### DATA FOR PROCESSING

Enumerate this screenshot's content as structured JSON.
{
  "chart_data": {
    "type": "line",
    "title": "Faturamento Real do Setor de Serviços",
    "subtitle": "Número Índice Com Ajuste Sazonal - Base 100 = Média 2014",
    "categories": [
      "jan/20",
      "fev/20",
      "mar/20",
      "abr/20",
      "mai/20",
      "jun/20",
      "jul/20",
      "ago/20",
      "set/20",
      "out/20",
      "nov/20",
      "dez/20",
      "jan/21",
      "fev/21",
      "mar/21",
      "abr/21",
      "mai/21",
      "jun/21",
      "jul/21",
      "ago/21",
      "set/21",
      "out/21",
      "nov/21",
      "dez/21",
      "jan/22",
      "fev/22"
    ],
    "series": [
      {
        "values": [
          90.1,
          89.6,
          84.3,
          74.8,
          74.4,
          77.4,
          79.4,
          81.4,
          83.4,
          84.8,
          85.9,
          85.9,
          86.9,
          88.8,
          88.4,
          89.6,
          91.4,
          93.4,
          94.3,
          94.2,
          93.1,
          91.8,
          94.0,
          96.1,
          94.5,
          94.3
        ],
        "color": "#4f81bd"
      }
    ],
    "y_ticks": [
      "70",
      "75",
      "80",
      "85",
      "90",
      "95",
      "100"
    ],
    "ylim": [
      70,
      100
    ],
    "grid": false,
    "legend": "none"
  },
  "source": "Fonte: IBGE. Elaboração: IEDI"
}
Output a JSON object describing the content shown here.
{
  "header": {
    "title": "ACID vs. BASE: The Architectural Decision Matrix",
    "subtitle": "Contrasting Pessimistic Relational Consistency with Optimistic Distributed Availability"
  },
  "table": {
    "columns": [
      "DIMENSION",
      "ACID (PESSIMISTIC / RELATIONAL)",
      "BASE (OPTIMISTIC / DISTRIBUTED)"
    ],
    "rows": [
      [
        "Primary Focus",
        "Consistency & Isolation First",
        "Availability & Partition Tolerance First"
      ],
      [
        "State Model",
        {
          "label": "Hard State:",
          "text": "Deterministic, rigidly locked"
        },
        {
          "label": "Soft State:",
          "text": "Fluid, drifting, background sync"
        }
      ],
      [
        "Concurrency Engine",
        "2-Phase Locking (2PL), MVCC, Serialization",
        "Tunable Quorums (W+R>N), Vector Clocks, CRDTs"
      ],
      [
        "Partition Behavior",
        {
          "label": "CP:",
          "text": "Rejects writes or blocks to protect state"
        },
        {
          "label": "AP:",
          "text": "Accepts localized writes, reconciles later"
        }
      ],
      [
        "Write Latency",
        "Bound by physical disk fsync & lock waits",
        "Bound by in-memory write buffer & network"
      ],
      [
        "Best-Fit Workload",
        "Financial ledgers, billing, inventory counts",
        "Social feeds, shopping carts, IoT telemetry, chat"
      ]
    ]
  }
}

######

EXERCISE TASK: Each line of the material must be restated exactly.

TASK OUTPUT:
Enumerate this screenshot's content as structured JSON.
{
  "chart_data": {
    "type": "line",
    "title": "Faturamento Real do Setor de Serviços",
    "subtitle": "Número Índice Com Ajuste Sazonal - Base 100 = Média 2014",
    "categories": [
      "jan/20",
      "fev/20",
      "mar/20",
      "abr/20",
      "mai/20",
      "jun/20",
      "jul/20",
      "ago/20",
      "set/20",
      "out/20",
      "nov/20",
      "dez/20",
      "jan/21",
      "fev/21",
      "mar/21",
      "abr/21",
      "mai/21",
      "jun/21",
      "jul/21",
      "ago/21",
      "set/21",
      "out/21",
      "nov/21",
      "dez/21",
      "jan/22",
      "fev/22"
    ],
    "series": [
      {
        "values": [
          90.1,
          89.6,
          84.3,
          74.8,
          74.4,
          77.4,
          79.4,
          81.4,
          83.4,
          84.8,
          85.9,
          85.9,
          86.9,
          88.8,
          88.4,
          89.6,
          91.4,
          93.4,
          94.3,
          94.2,
          93.1,
          91.8,
          94.0,
          96.1,
          94.5,
          94.3
        ],
        "color": "#4f81bd"
      }
    ],
    "y_ticks": [
      "70",
      "75",
      "80",
      "85",
      "90",
      "95",
      "100"
    ],
    "ylim": [
      70,
      100
    ],
    "grid": false,
    "legend": "none"
  },
  "source": "Fonte: IBGE. Elaboração: IEDI"
}
Output a JSON object describing the content shown here.
{
  "header": {
    "title": "ACID vs. BASE: The Architectural Decision Matrix",
    "subtitle": "Contrasting Pessimistic Relational Consistency with Optimistic Distributed Availability"
  },
  "table": {
    "columns": [
      "DIMENSION",
      "ACID (PESSIMISTIC / RELATIONAL)",
      "BASE (OPTIMISTIC / DISTRIBUTED)"
    ],
    "rows": [
      [
        "Primary Focus",
        "Consistency & Isolation First",
        "Availability & Partition Tolerance First"
      ],
      [
        "State Model",
        {
          "label": "Hard State:",
          "text": "Deterministic, rigidly locked"
        },
        {
          "label": "Soft State:",
          "text": "Fluid, drifting, background sync"
        }
      ],
      [
        "Concurrency Engine",
        "2-Phase Locking (2PL), MVCC, Serialization",
        "Tunable Quorums (W+R>N), Vector Clocks, CRDTs"
      ],
      [
        "Partition Behavior",
        {
          "label": "CP:",
          "text": "Rejects writes or blocks to protect state"
        },
        {
          "label": "AP:",
          "text": "Accepts localized writes, reconciles later"
        }
      ],
      [
        "Write Latency",
        "Bound by physical disk fsync & lock waits",
        "Bound by in-memory write buffer & network"
      ],
      [
        "Best-Fit Workload",
        "Financial ledgers, billing, inventory counts",
        "Social feeds, shopping carts, IoT telemetry, chat"
      ]
    ]
  }
}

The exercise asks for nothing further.